Items from a dataset
+===+

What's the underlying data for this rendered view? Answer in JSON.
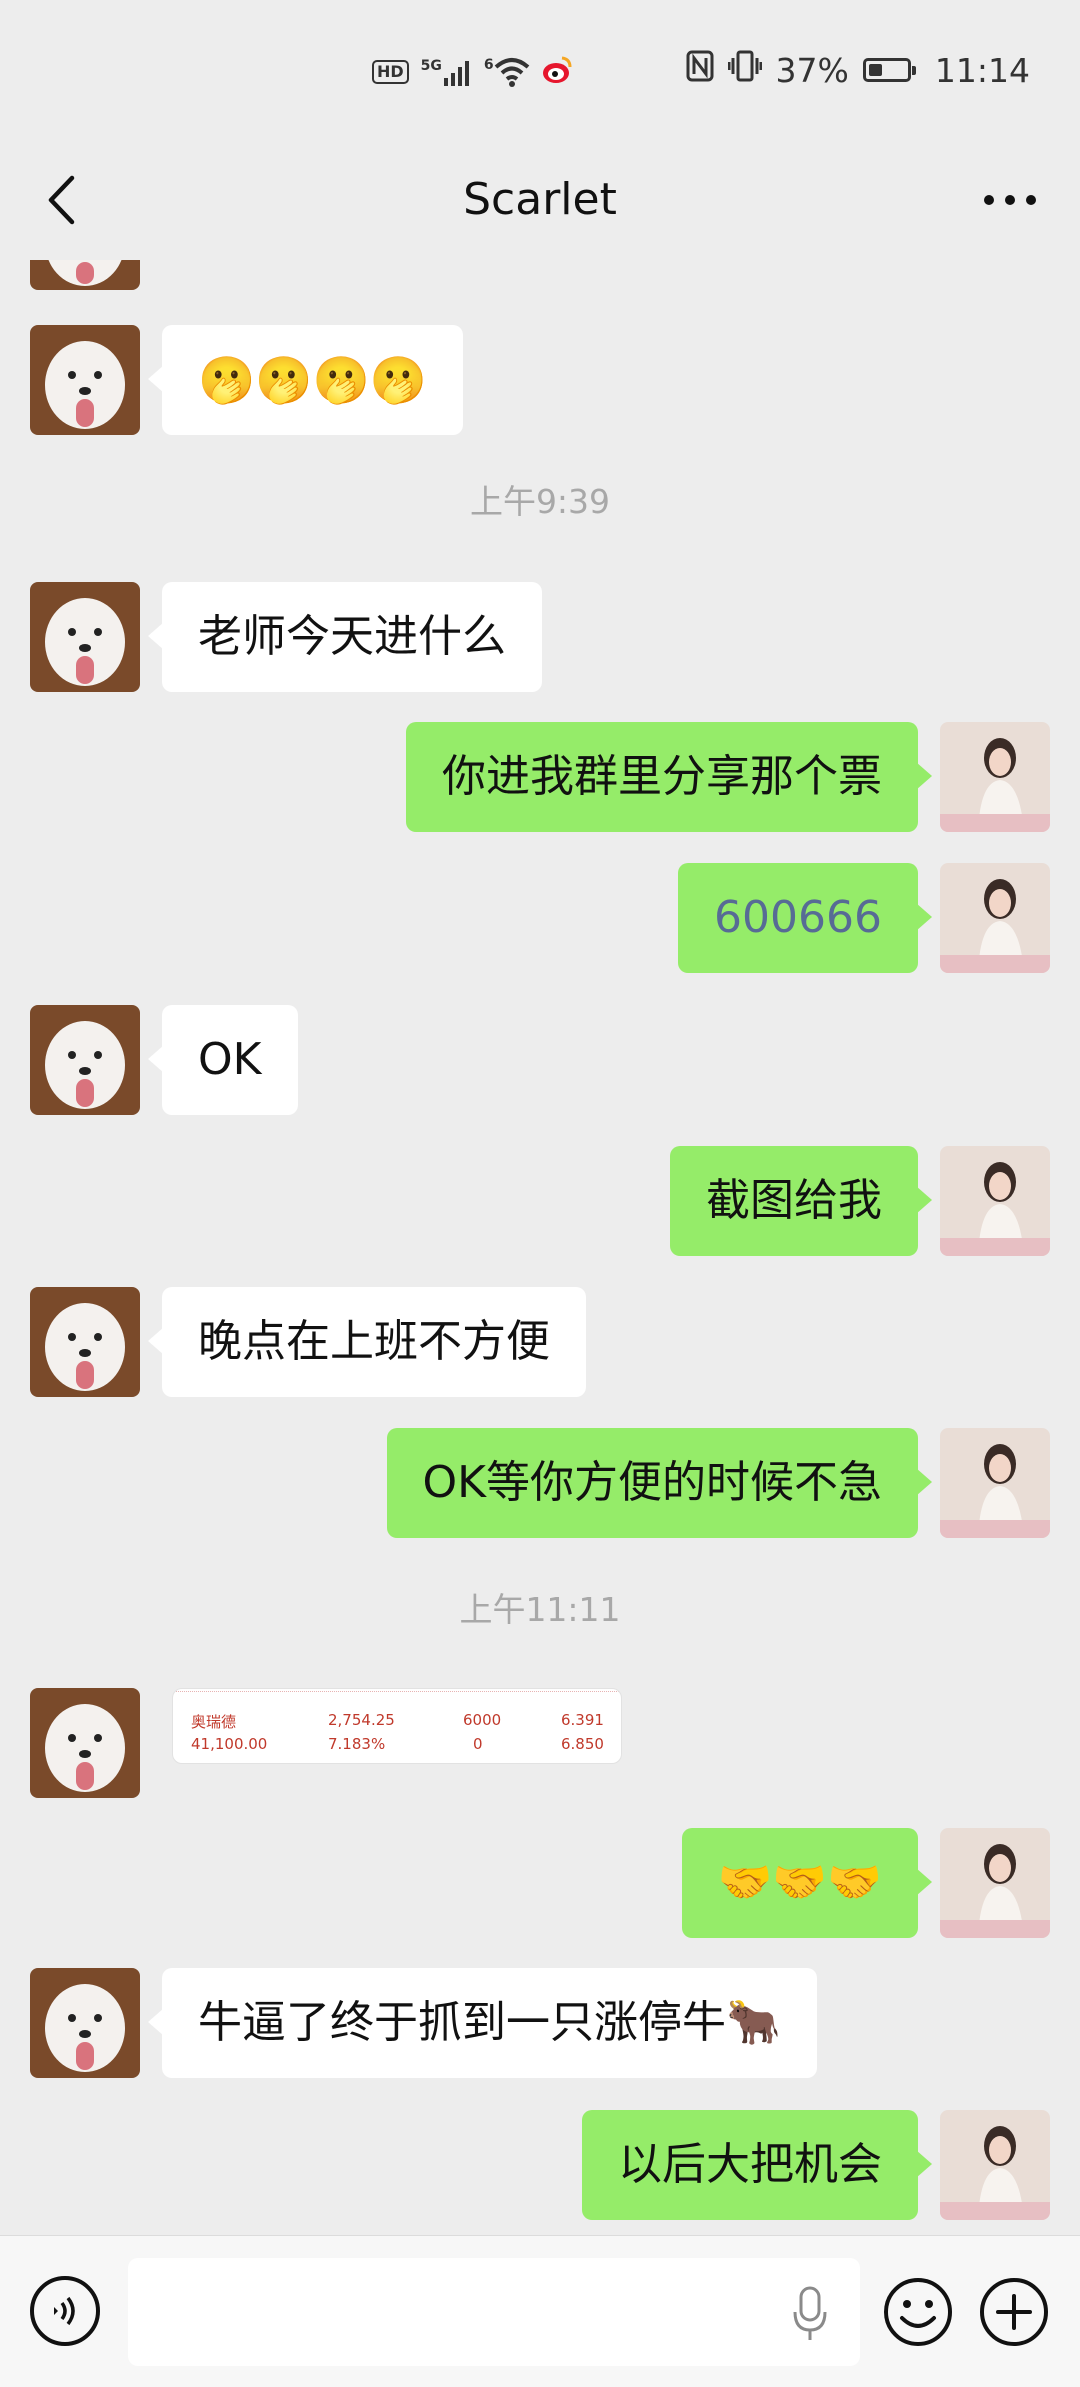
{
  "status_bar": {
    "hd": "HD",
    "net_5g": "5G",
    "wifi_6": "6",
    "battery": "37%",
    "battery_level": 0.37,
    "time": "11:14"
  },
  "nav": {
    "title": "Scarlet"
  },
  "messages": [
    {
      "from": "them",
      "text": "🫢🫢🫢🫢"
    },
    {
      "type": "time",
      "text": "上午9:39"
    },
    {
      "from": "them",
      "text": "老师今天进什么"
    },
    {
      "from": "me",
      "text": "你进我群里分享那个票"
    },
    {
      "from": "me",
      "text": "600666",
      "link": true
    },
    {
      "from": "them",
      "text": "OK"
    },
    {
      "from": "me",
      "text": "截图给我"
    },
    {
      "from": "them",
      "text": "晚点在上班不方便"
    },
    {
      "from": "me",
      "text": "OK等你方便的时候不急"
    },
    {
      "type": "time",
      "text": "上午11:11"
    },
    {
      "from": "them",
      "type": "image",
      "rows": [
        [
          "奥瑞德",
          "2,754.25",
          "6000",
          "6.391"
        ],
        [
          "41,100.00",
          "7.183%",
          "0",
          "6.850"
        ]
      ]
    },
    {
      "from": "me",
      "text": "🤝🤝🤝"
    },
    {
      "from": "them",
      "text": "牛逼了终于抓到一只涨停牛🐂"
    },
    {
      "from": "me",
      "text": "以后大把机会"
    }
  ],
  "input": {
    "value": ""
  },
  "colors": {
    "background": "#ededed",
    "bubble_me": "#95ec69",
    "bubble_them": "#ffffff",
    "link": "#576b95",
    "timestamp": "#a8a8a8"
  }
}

+===+

TASK INSTRUCTIONS
Copy every line of the data word for word, omitting the images.

ANSWER FOR THE TASK
What's the underlying data for this rendered view? Answer in JSON.
{
  "status_bar": {
    "hd": "HD",
    "net_5g": "5G",
    "wifi_6": "6",
    "battery": "37%",
    "battery_level": 0.37,
    "time": "11:14"
  },
  "nav": {
    "title": "Scarlet"
  },
  "messages": [
    {
      "from": "them",
      "text": "🫢🫢🫢🫢"
    },
    {
      "type": "time",
      "text": "上午9:39"
    },
    {
      "from": "them",
      "text": "老师今天进什么"
    },
    {
      "from": "me",
      "text": "你进我群里分享那个票"
    },
    {
      "from": "me",
      "text": "600666",
      "link": true
    },
    {
      "from": "them",
      "text": "OK"
    },
    {
      "from": "me",
      "text": "截图给我"
    },
    {
      "from": "them",
      "text": "晚点在上班不方便"
    },
    {
      "from": "me",
      "text": "OK等你方便的时候不急"
    },
    {
      "type": "time",
      "text": "上午11:11"
    },
    {
      "from": "them",
      "type": "image",
      "rows": [
        [
          "奥瑞德",
          "2,754.25",
          "6000",
          "6.391"
        ],
        [
          "41,100.00",
          "7.183%",
          "0",
          "6.850"
        ]
      ]
    },
    {
      "from": "me",
      "text": "🤝🤝🤝"
    },
    {
      "from": "them",
      "text": "牛逼了终于抓到一只涨停牛🐂"
    },
    {
      "from": "me",
      "text": "以后大把机会"
    }
  ],
  "input": {
    "value": ""
  },
  "colors": {
    "background": "#ededed",
    "bubble_me": "#95ec69",
    "bubble_them": "#ffffff",
    "link": "#576b95",
    "timestamp": "#a8a8a8"
  }
}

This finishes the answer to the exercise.